# [Records shown]
_ _ _

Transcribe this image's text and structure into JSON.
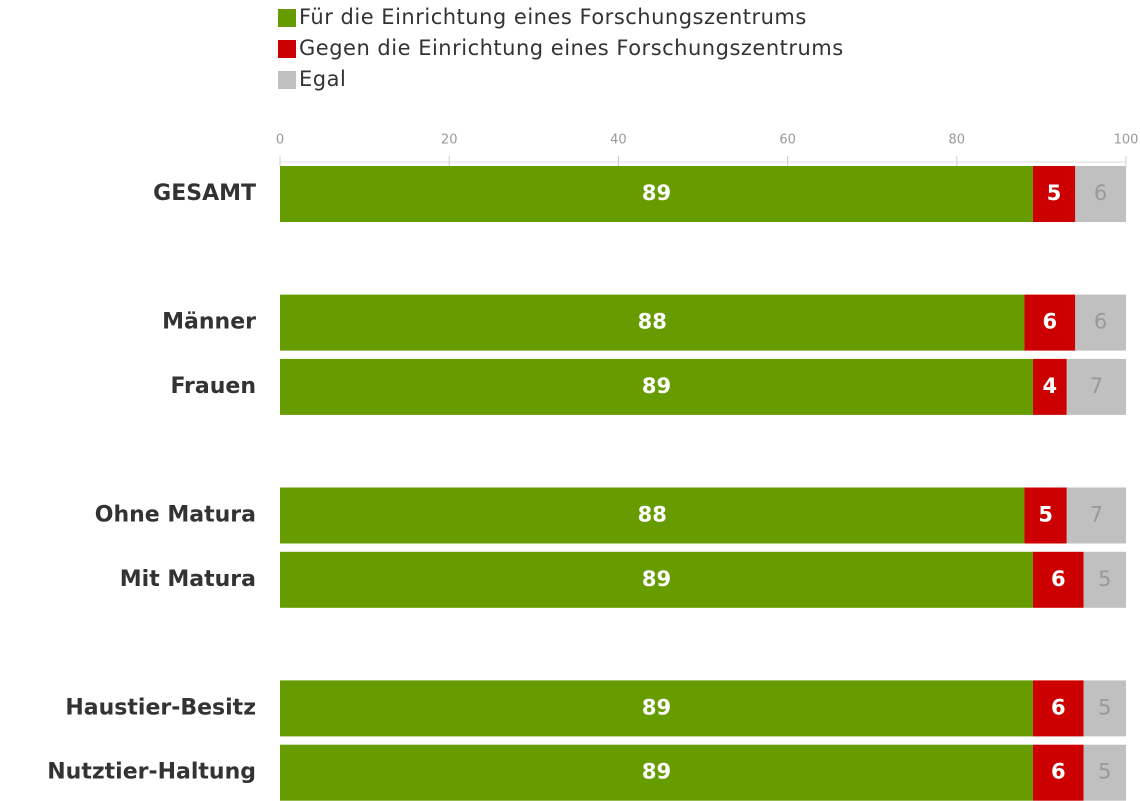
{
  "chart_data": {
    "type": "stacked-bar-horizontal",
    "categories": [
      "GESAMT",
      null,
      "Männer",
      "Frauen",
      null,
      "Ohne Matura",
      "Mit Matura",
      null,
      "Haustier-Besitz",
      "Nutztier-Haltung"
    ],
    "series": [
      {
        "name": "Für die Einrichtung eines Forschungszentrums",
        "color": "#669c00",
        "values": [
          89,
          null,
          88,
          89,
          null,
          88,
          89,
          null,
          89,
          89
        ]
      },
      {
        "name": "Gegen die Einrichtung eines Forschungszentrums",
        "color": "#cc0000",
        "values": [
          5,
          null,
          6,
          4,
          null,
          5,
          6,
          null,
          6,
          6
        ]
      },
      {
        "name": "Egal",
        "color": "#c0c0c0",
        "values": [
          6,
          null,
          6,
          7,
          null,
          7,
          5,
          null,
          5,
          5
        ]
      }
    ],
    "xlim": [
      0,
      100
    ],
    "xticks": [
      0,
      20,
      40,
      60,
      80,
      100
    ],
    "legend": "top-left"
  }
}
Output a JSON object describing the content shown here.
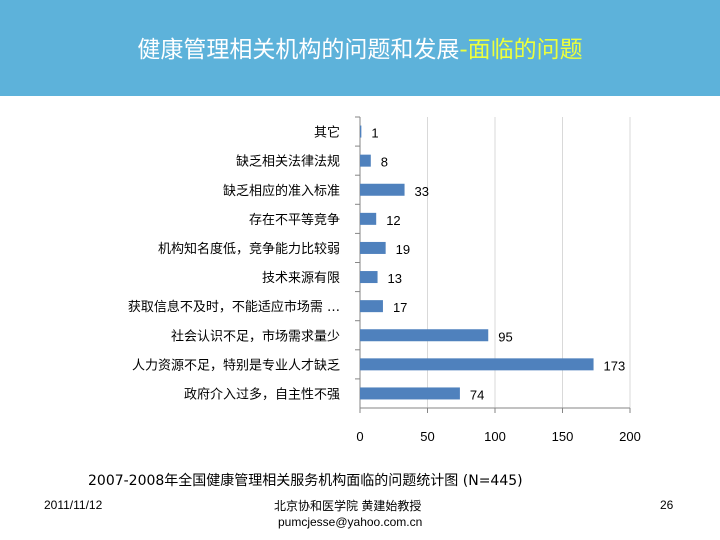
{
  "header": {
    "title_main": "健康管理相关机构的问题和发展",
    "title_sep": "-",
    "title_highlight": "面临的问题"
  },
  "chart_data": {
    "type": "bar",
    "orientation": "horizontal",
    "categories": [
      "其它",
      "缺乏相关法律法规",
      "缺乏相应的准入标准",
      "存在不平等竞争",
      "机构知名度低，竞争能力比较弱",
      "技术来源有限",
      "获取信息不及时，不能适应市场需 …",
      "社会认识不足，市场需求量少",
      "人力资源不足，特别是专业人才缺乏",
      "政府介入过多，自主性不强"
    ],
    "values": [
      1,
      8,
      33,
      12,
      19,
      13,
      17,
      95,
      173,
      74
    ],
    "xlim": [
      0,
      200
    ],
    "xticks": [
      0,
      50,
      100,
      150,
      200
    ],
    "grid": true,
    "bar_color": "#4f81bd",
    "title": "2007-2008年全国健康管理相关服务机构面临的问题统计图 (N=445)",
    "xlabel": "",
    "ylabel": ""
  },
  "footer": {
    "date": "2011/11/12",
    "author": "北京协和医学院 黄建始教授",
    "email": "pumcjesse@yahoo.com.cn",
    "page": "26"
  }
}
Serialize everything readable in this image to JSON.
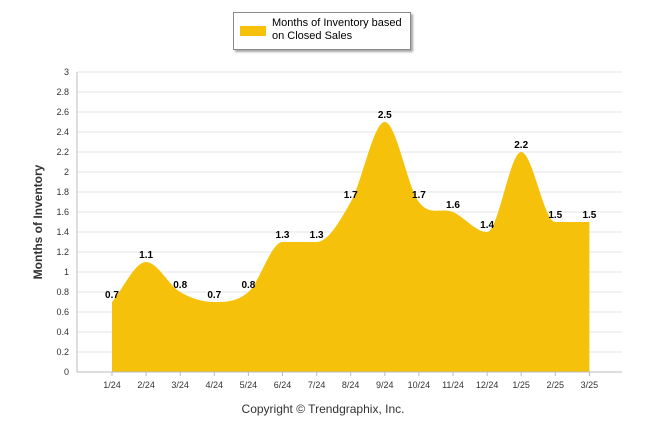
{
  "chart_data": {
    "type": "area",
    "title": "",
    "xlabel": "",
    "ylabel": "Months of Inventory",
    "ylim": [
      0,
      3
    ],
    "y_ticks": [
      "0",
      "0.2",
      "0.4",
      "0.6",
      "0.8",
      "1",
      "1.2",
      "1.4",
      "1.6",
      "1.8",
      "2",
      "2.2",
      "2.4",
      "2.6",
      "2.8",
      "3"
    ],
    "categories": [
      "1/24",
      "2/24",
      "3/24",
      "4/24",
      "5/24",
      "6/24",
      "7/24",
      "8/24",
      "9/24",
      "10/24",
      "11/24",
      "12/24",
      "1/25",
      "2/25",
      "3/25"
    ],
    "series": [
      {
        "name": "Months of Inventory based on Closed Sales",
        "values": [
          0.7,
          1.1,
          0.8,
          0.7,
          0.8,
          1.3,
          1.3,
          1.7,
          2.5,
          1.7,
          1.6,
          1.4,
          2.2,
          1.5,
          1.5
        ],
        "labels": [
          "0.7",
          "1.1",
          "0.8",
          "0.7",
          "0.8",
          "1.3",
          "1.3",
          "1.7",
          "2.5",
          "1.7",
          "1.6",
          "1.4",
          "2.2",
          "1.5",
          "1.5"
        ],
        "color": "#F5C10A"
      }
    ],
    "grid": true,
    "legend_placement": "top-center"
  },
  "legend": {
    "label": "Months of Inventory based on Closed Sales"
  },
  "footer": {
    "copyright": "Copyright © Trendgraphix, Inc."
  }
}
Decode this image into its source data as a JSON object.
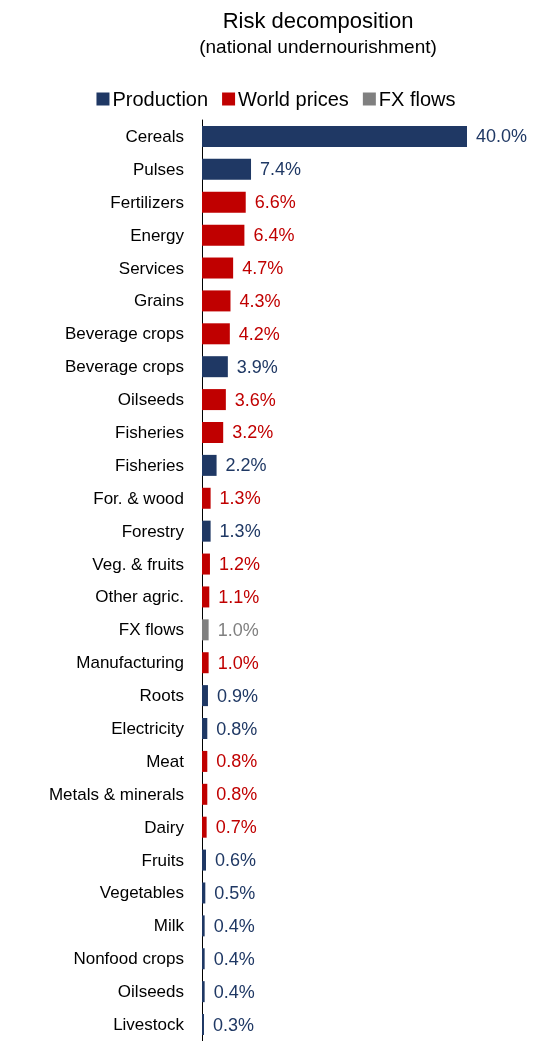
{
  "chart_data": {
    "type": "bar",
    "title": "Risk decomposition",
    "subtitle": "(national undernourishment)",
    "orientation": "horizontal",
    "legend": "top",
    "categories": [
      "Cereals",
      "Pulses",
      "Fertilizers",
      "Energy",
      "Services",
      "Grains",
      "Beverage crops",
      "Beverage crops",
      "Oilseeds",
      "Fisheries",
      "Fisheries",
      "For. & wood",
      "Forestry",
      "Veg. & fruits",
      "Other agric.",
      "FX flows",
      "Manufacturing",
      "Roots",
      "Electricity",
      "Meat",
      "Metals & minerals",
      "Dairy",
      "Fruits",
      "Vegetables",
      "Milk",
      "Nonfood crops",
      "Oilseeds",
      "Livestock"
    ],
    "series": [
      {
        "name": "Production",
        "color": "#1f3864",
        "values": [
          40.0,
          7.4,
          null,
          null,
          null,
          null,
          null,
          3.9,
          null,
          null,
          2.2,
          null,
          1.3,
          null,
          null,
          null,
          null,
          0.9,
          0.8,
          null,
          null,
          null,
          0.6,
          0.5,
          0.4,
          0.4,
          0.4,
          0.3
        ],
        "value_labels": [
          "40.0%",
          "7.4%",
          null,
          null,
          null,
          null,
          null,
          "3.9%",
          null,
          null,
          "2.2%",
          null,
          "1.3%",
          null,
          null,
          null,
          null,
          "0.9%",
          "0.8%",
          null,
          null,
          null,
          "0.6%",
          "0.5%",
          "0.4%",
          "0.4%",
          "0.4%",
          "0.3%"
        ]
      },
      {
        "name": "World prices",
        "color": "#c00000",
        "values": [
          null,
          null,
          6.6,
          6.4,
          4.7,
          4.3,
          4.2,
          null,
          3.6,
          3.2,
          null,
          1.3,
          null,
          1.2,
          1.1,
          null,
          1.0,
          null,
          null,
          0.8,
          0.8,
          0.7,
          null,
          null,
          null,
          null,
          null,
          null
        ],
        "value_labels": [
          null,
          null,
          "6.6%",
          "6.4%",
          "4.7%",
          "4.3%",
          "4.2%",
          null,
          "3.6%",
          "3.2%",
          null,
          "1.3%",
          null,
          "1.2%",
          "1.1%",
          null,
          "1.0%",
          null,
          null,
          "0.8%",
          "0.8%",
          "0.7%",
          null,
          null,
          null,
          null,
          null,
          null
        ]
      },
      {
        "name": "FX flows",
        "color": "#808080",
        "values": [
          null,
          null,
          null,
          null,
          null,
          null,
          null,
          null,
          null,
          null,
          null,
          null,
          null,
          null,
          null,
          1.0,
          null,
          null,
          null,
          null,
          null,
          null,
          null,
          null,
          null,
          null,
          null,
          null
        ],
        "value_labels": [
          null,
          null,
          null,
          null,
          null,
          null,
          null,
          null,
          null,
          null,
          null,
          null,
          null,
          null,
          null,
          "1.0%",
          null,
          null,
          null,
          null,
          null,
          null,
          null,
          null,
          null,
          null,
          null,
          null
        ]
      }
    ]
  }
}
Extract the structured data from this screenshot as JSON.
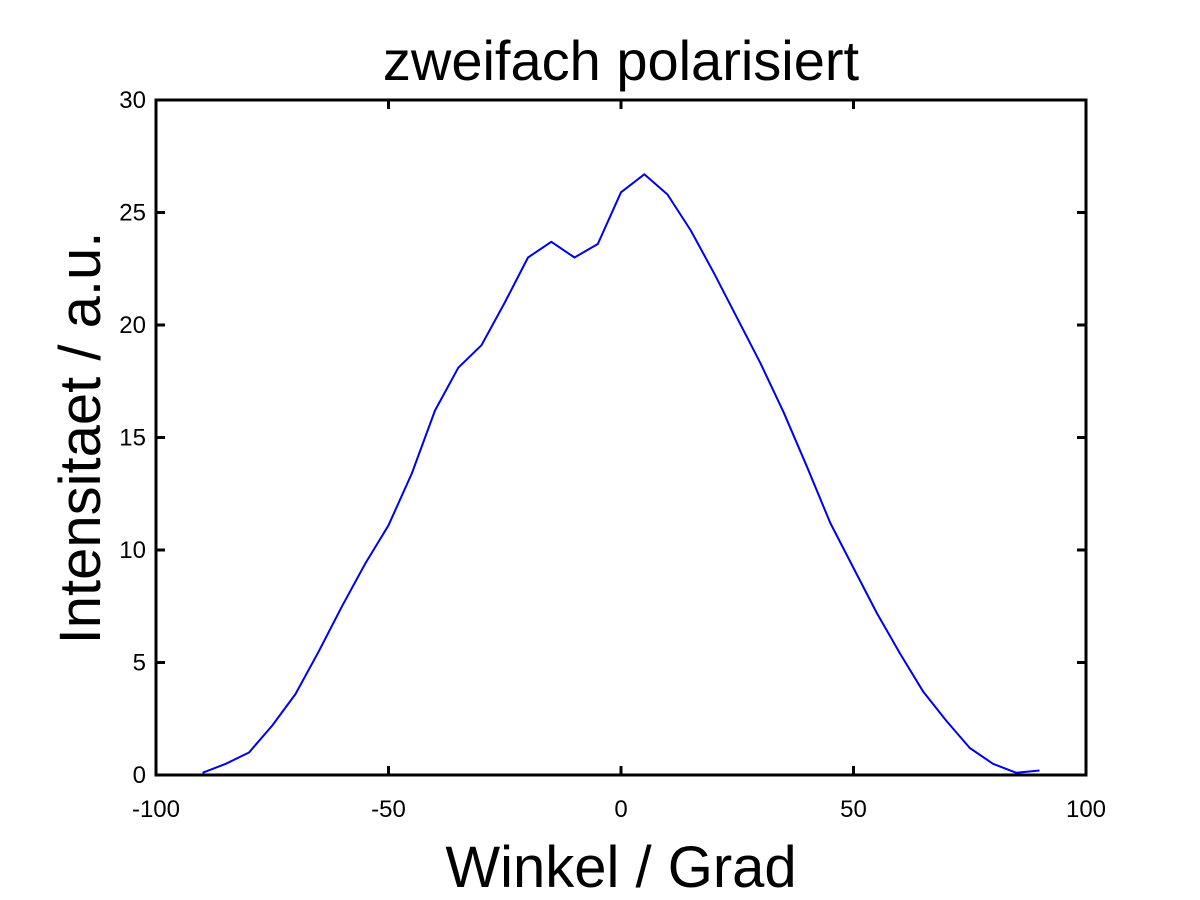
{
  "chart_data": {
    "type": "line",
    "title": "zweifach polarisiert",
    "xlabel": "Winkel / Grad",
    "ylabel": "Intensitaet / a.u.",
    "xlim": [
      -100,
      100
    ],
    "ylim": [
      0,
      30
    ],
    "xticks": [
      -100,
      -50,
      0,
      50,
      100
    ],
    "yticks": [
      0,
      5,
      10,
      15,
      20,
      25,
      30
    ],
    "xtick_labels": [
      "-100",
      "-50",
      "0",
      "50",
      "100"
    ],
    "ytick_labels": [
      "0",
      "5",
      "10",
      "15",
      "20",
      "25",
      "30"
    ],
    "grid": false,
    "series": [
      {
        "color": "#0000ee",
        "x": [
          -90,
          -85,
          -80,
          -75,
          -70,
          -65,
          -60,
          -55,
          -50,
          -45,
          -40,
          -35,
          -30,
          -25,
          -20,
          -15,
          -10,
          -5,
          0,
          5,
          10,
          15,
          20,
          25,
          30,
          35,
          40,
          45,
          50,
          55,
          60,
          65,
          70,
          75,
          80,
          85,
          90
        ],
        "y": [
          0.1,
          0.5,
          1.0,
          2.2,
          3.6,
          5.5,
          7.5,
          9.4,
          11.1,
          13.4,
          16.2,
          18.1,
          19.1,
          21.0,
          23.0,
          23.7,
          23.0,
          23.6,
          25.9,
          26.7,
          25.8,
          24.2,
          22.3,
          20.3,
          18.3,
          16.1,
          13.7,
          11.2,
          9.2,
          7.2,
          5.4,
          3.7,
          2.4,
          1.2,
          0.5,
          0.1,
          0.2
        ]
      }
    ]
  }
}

_ _ _

# [The task]
Identify the lines above with the word "this". Copy them.

# [Completed exercise]
Transcribe this image's text and structure into JSON.
Serialize everything readable in this image to JSON.
Decode this image into its source data as a JSON object.
Extract the structured data from this screenshot as JSON.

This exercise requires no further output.